* _Written task_:
Your task is to restate the data word for word.

* _Input rows_:
--- START ---
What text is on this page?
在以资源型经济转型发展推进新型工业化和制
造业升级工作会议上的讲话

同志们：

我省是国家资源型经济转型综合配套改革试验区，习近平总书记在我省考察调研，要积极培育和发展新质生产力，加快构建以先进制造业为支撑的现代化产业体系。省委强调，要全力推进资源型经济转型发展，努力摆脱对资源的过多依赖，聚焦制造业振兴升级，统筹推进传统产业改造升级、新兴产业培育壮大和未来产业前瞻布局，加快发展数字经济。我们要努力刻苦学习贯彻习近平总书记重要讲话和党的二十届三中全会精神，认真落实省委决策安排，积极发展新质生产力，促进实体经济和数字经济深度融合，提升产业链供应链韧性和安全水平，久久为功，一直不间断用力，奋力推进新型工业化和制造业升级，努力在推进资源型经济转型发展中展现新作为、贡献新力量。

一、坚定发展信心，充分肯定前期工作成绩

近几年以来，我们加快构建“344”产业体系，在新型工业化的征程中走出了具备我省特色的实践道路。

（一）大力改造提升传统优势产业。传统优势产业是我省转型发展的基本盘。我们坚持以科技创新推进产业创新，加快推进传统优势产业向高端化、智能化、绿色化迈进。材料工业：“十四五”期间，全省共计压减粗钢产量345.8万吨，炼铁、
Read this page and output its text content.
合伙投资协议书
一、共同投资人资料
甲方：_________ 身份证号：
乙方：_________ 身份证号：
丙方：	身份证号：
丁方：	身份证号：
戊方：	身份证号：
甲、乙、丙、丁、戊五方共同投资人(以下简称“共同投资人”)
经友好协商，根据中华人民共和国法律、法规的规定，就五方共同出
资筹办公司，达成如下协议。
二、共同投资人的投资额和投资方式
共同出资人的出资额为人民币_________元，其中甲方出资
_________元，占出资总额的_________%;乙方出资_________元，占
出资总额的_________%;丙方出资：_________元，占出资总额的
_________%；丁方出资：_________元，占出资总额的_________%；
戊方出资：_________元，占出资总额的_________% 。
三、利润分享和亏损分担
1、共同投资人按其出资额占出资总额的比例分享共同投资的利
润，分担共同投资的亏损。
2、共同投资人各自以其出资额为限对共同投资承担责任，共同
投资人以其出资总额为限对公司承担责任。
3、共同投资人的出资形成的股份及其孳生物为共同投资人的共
--- END ---
* _Result_:
What text is on this page?
在以资源型经济转型发展推进新型工业化和制
造业升级工作会议上的讲话

同志们：

我省是国家资源型经济转型综合配套改革试验区，习近平总书记在我省考察调研，要积极培育和发展新质生产力，加快构建以先进制造业为支撑的现代化产业体系。省委强调，要全力推进资源型经济转型发展，努力摆脱对资源的过多依赖，聚焦制造业振兴升级，统筹推进传统产业改造升级、新兴产业培育壮大和未来产业前瞻布局，加快发展数字经济。我们要努力刻苦学习贯彻习近平总书记重要讲话和党的二十届三中全会精神，认真落实省委决策安排，积极发展新质生产力，促进实体经济和数字经济深度融合，提升产业链供应链韧性和安全水平，久久为功，一直不间断用力，奋力推进新型工业化和制造业升级，努力在推进资源型经济转型发展中展现新作为、贡献新力量。

一、坚定发展信心，充分肯定前期工作成绩

近几年以来，我们加快构建“344”产业体系，在新型工业化的征程中走出了具备我省特色的实践道路。

（一）大力改造提升传统优势产业。传统优势产业是我省转型发展的基本盘。我们坚持以科技创新推进产业创新，加快推进传统优势产业向高端化、智能化、绿色化迈进。材料工业：“十四五”期间，全省共计压减粗钢产量345.8万吨，炼铁、
Read this page and output its text content.
合伙投资协议书
一、共同投资人资料
甲方：_________ 身份证号：
乙方：_________ 身份证号：
丙方：	身份证号：
丁方：	身份证号：
戊方：	身份证号：
甲、乙、丙、丁、戊五方共同投资人(以下简称“共同投资人”)
经友好协商，根据中华人民共和国法律、法规的规定，就五方共同出
资筹办公司，达成如下协议。
二、共同投资人的投资额和投资方式
共同出资人的出资额为人民币_________元，其中甲方出资
_________元，占出资总额的_________%;乙方出资_________元，占
出资总额的_________%;丙方出资：_________元，占出资总额的
_________%；丁方出资：_________元，占出资总额的_________%；
戊方出资：_________元，占出资总额的_________% 。
三、利润分享和亏损分担
1、共同投资人按其出资额占出资总额的比例分享共同投资的利
润，分担共同投资的亏损。
2、共同投资人各自以其出资额为限对共同投资承担责任，共同
投资人以其出资总额为限对公司承担责任。
3、共同投资人的出资形成的股份及其孳生物为共同投资人的共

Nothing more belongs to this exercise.